Aim of the exercise - Below are the records; copy each line in them that holds the word "right".

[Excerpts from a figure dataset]
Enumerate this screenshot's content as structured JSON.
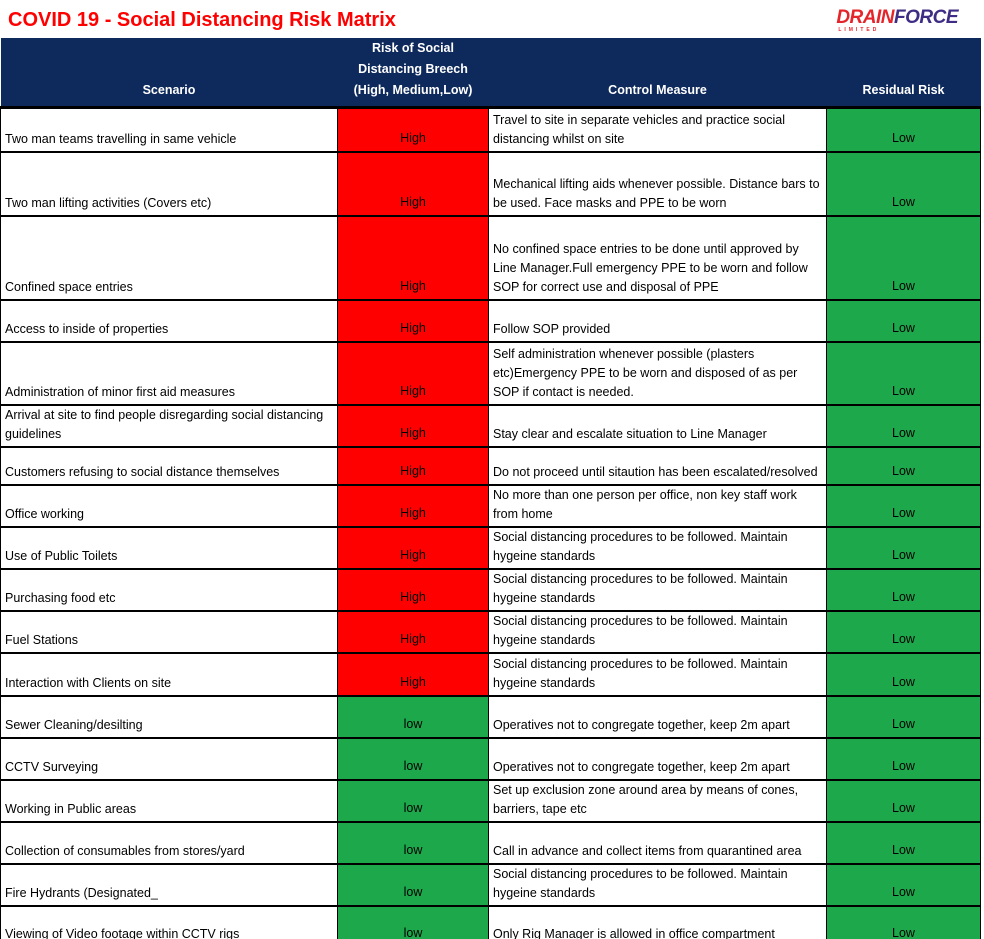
{
  "title": "COVID 19 - Social Distancing Risk Matrix",
  "logo": {
    "drain": "DRAIN",
    "force": "FORCE",
    "limited": "LIMITED"
  },
  "colors": {
    "title_red": "#FF0000",
    "header_bg": "#0E2A5C",
    "high_bg": "#FF0000",
    "low_bg": "#1EA84C",
    "logo_red": "#E4252B",
    "logo_purple": "#3F2D85"
  },
  "table": {
    "headers": [
      "Scenario",
      "Risk of Social Distancing Breech (High, Medium,Low)",
      "Control Measure",
      "Residual Risk"
    ],
    "rows": [
      {
        "scenario": "Two man teams travelling in same vehicle",
        "risk": "High",
        "control": "Travel to site in separate vehicles and practice social distancing whilst on site",
        "residual": "Low"
      },
      {
        "scenario": "Two man lifting activities (Covers etc)",
        "risk": "High",
        "control": "Mechanical lifting aids whenever possible. Distance bars to be used. Face masks and PPE to be worn",
        "residual": "Low"
      },
      {
        "scenario": "Confined space entries",
        "risk": "High",
        "control": "No confined space entries to be done until approved by Line Manager.Full emergency PPE to be worn and follow SOP for correct use and disposal of PPE",
        "residual": "Low"
      },
      {
        "scenario": "Access to inside of properties",
        "risk": "High",
        "control": "Follow SOP provided",
        "residual": "Low"
      },
      {
        "scenario": "Administration of minor first aid measures",
        "risk": "High",
        "control": "Self administration whenever possible (plasters etc)Emergency PPE to be worn and disposed of as per SOP if contact is needed.",
        "residual": "Low"
      },
      {
        "scenario": "Arrival at site to find people disregarding social distancing guidelines",
        "risk": "High",
        "control": "Stay clear and escalate situation to Line Manager",
        "residual": "Low"
      },
      {
        "scenario": "Customers refusing to social distance themselves",
        "risk": "High",
        "control": "Do not proceed until sitaution has been escalated/resolved",
        "residual": "Low"
      },
      {
        "scenario": "Office working",
        "risk": "High",
        "control": "No more than one person per office, non key staff work from home",
        "residual": "Low"
      },
      {
        "scenario": "Use of Public Toilets",
        "risk": "High",
        "control": "Social distancing procedures to be followed. Maintain hygeine standards",
        "residual": "Low"
      },
      {
        "scenario": "Purchasing food etc",
        "risk": "High",
        "control": "Social distancing procedures to be followed. Maintain hygeine standards",
        "residual": "Low"
      },
      {
        "scenario": "Fuel Stations",
        "risk": "High",
        "control": "Social distancing procedures to be followed. Maintain hygeine standards",
        "residual": "Low"
      },
      {
        "scenario": "Interaction with Clients on site",
        "risk": "High",
        "control": "Social distancing procedures to be followed. Maintain hygeine standards",
        "residual": "Low"
      },
      {
        "scenario": "Sewer Cleaning/desilting",
        "risk": "low",
        "control": "Operatives not to congregate together, keep 2m apart",
        "residual": "Low"
      },
      {
        "scenario": "CCTV Surveying",
        "risk": "low",
        "control": "Operatives not to congregate together, keep 2m apart",
        "residual": "Low"
      },
      {
        "scenario": "Working in Public areas",
        "risk": "low",
        "control": "Set up exclusion zone around area by means of cones, barriers, tape etc",
        "residual": "Low"
      },
      {
        "scenario": "Collection of consumables from stores/yard",
        "risk": "low",
        "control": "Call in advance and collect items from quarantined area",
        "residual": "Low"
      },
      {
        "scenario": "Fire Hydrants (Designated_",
        "risk": "low",
        "control": "Social distancing procedures to be followed. Maintain hygeine standards",
        "residual": "Low"
      },
      {
        "scenario": "Viewing of Video footage within CCTV rigs",
        "risk": "low",
        "control": "Only Rig Manager is allowed in office compartment",
        "residual": "Low"
      }
    ]
  }
}
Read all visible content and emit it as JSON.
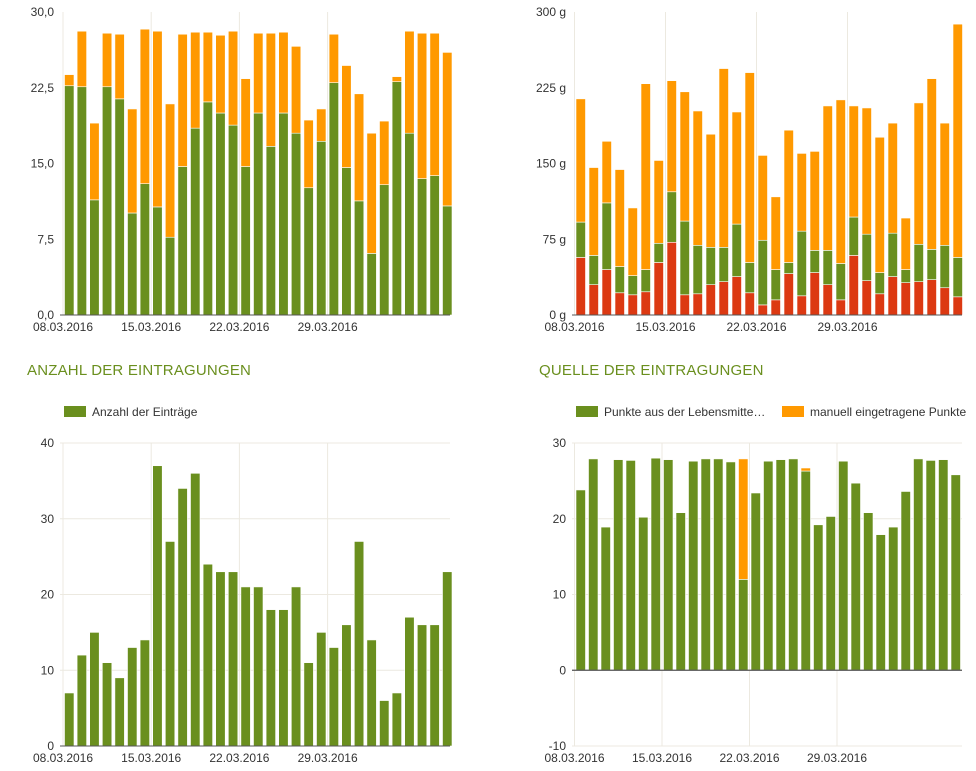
{
  "colors": {
    "green": "#6a8f1e",
    "orange": "#ff9900",
    "red": "#dc3912",
    "grid": "#ece9e0",
    "axis": "#555555",
    "title": "#6a8f1e"
  },
  "section_titles": {
    "left": "ANZAHL DER EINTRAGUNGEN",
    "right": "QUELLE DER EINTRAGUNGEN"
  },
  "chart_data": [
    {
      "id": "points-chart",
      "type": "bar",
      "stacked": true,
      "ylim": [
        0,
        30
      ],
      "y_ticks": [
        "0,0",
        "7,5",
        "15,0",
        "22,5",
        "30,0"
      ],
      "x_ticks": [
        {
          "label": "08.03.2016",
          "index": 0
        },
        {
          "label": "15.03.2016",
          "index": 7
        },
        {
          "label": "22.03.2016",
          "index": 14
        },
        {
          "label": "29.03.2016",
          "index": 21
        }
      ],
      "grid": "vertical",
      "series": [
        {
          "color": "green",
          "values": [
            22.7,
            22.6,
            11.4,
            22.6,
            21.4,
            10.1,
            13,
            10.7,
            7.7,
            14.7,
            18.5,
            21.1,
            20,
            18.8,
            14.7,
            20,
            16.7,
            20,
            18,
            12.6,
            17.2,
            23,
            14.6,
            11.3,
            6.1,
            12.9,
            23.1,
            18,
            13.5,
            13.8,
            10.8
          ]
        },
        {
          "color": "orange",
          "values": [
            1.1,
            5.5,
            7.6,
            5.3,
            6.4,
            10.3,
            15.3,
            17.4,
            13.2,
            13.1,
            9.5,
            6.9,
            7.7,
            9.3,
            8.7,
            7.9,
            11.2,
            8,
            8.6,
            6.7,
            3.2,
            4.8,
            10.1,
            10.6,
            11.9,
            6.3,
            0.5,
            10.1,
            14.4,
            14.1,
            15.2
          ]
        }
      ]
    },
    {
      "id": "grams-chart",
      "type": "bar",
      "stacked": true,
      "ylim": [
        0,
        300
      ],
      "y_ticks": [
        "0 g",
        "75 g",
        "150 g",
        "225 g",
        "300 g"
      ],
      "x_ticks": [
        {
          "label": "08.03.2016",
          "index": 0
        },
        {
          "label": "15.03.2016",
          "index": 7
        },
        {
          "label": "22.03.2016",
          "index": 14
        },
        {
          "label": "29.03.2016",
          "index": 21
        }
      ],
      "grid": "vertical",
      "series": [
        {
          "color": "red",
          "values": [
            57,
            30,
            45,
            22,
            20,
            23,
            52,
            72,
            20,
            21,
            30,
            33,
            38,
            22,
            10,
            15,
            41,
            19,
            42,
            30,
            15,
            59,
            34,
            21,
            38,
            32,
            33,
            35,
            27,
            18
          ]
        },
        {
          "color": "green",
          "values": [
            35,
            29,
            66,
            26,
            19,
            22,
            19,
            50,
            73,
            48,
            37,
            34,
            52,
            30,
            64,
            30,
            11,
            64,
            22,
            34,
            36,
            38,
            46,
            21,
            43,
            13,
            37,
            30,
            42,
            39
          ]
        },
        {
          "color": "orange",
          "values": [
            122,
            87,
            61,
            96,
            67,
            184,
            82,
            110,
            128,
            133,
            112,
            177,
            111,
            188,
            84,
            72,
            131,
            77,
            98,
            143,
            162,
            110,
            125,
            134,
            109,
            51,
            140,
            169,
            121,
            231
          ]
        }
      ]
    },
    {
      "id": "entries-chart",
      "type": "bar",
      "ylim": [
        0,
        40
      ],
      "y_ticks": [
        "0",
        "10",
        "20",
        "30",
        "40"
      ],
      "x_ticks": [
        {
          "label": "08.03.2016",
          "index": 0
        },
        {
          "label": "15.03.2016",
          "index": 7
        },
        {
          "label": "22.03.2016",
          "index": 14
        },
        {
          "label": "29.03.2016",
          "index": 21
        }
      ],
      "grid": "both",
      "legend": [
        {
          "label": "Anzahl der Einträge",
          "color": "green"
        }
      ],
      "series": [
        {
          "name": "Anzahl der Einträge",
          "color": "green",
          "values": [
            7,
            12,
            15,
            11,
            9,
            13,
            14,
            37,
            27,
            34,
            36,
            24,
            23,
            23,
            21,
            21,
            18,
            18,
            21,
            11,
            15,
            13,
            16,
            27,
            14,
            6,
            7,
            17,
            16,
            16,
            23
          ]
        }
      ]
    },
    {
      "id": "source-chart",
      "type": "bar",
      "stacked": true,
      "ylim": [
        -10,
        30
      ],
      "y_ticks": [
        "-10",
        "0",
        "10",
        "20",
        "30"
      ],
      "x_ticks": [
        {
          "label": "08.03.2016",
          "index": 0
        },
        {
          "label": "15.03.2016",
          "index": 7
        },
        {
          "label": "22.03.2016",
          "index": 14
        },
        {
          "label": "29.03.2016",
          "index": 21
        }
      ],
      "grid": "both",
      "legend": [
        {
          "label": "Punkte aus der Lebensmitte…",
          "color": "green"
        },
        {
          "label": "manuell eingetragene Punkte",
          "color": "orange"
        }
      ],
      "series": [
        {
          "name": "Punkte aus der Lebensmitte…",
          "color": "green",
          "values": [
            23.8,
            27.9,
            18.9,
            27.8,
            27.7,
            20.2,
            28,
            27.8,
            20.8,
            27.6,
            27.9,
            27.9,
            27.5,
            12,
            23.4,
            27.6,
            27.8,
            27.9,
            26.3,
            19.2,
            20.3,
            27.6,
            24.7,
            20.8,
            17.9,
            18.9,
            23.6,
            27.9,
            27.7,
            27.8,
            25.8
          ]
        },
        {
          "name": "manuell eingetragene Punkte",
          "color": "orange",
          "values": [
            0,
            0,
            0,
            0,
            0,
            0,
            0,
            0,
            0,
            0,
            0,
            0,
            0,
            15.9,
            0,
            0,
            0,
            0,
            0.4,
            0,
            0,
            0,
            0,
            0,
            0,
            0,
            0,
            0,
            0,
            0,
            0
          ]
        }
      ]
    }
  ]
}
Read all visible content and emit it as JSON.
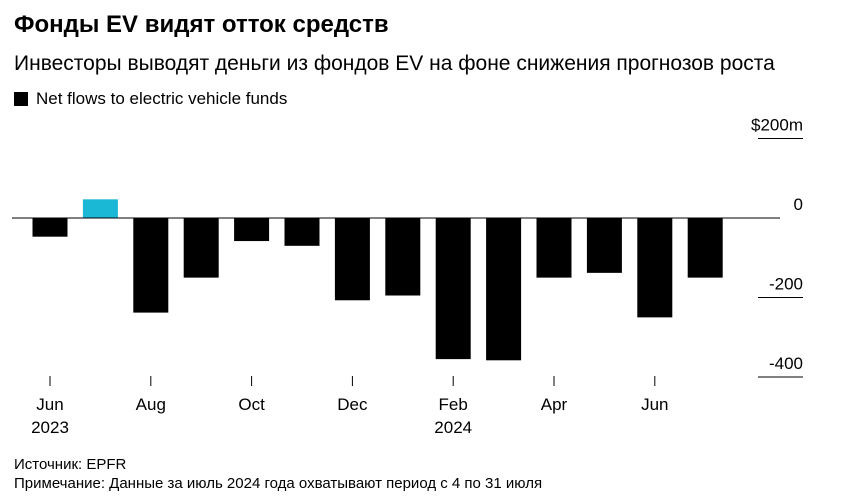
{
  "title": "Фонды EV видят отток средств",
  "subtitle": "Инвесторы выводят деньги из фондов EV на фоне снижения прогнозов роста",
  "legend": {
    "label": "Net flows to electric vehicle funds",
    "color": "#000000"
  },
  "colors": {
    "negative": "#000000",
    "positive": "#1bb8d6",
    "zero_line": "#000000",
    "tick_rule": "#000000"
  },
  "chart_data": {
    "type": "bar",
    "title": "Фонды EV видят отток средств",
    "subtitle": "Инвесторы выводят деньги из фондов EV на фоне снижения прогнозов роста",
    "series": [
      {
        "name": "Net flows to electric vehicle funds",
        "values": [
          -47,
          47,
          -238,
          -150,
          -58,
          -70,
          -207,
          -195,
          -355,
          -358,
          -150,
          -138,
          -250,
          -150
        ]
      }
    ],
    "categories": [
      "Jun 2023",
      "Jul 2023",
      "Aug 2023",
      "Sep 2023",
      "Oct 2023",
      "Nov 2023",
      "Dec 2023",
      "Jan 2024",
      "Feb 2024",
      "Mar 2024",
      "Apr 2024",
      "May 2024",
      "Jun 2024",
      "Jul 2024"
    ],
    "highlight_index": 1,
    "x_ticks": [
      {
        "index": 0,
        "label": "Jun",
        "year": "2023"
      },
      {
        "index": 2,
        "label": "Aug",
        "year": ""
      },
      {
        "index": 4,
        "label": "Oct",
        "year": ""
      },
      {
        "index": 6,
        "label": "Dec",
        "year": ""
      },
      {
        "index": 8,
        "label": "Feb",
        "year": "2024"
      },
      {
        "index": 10,
        "label": "Apr",
        "year": ""
      },
      {
        "index": 12,
        "label": "Jun",
        "year": ""
      }
    ],
    "y_ticks": [
      {
        "value": 200,
        "label": "$200m"
      },
      {
        "value": 0,
        "label": "0"
      },
      {
        "value": -200,
        "label": "-200"
      },
      {
        "value": -400,
        "label": "-400"
      }
    ],
    "ylim": [
      -400,
      200
    ],
    "ylabel": "",
    "xlabel": "",
    "unit": "$m",
    "y_axis_position": "right"
  },
  "footer": {
    "source": "Источник: EPFR",
    "note": "Примечание: Данные за июль 2024 года охватывают период с 4 по 31 июля"
  }
}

The reply -
    "right": "QUELLE DER EINTRAGUNGEN"
    "y_axis_position": "right"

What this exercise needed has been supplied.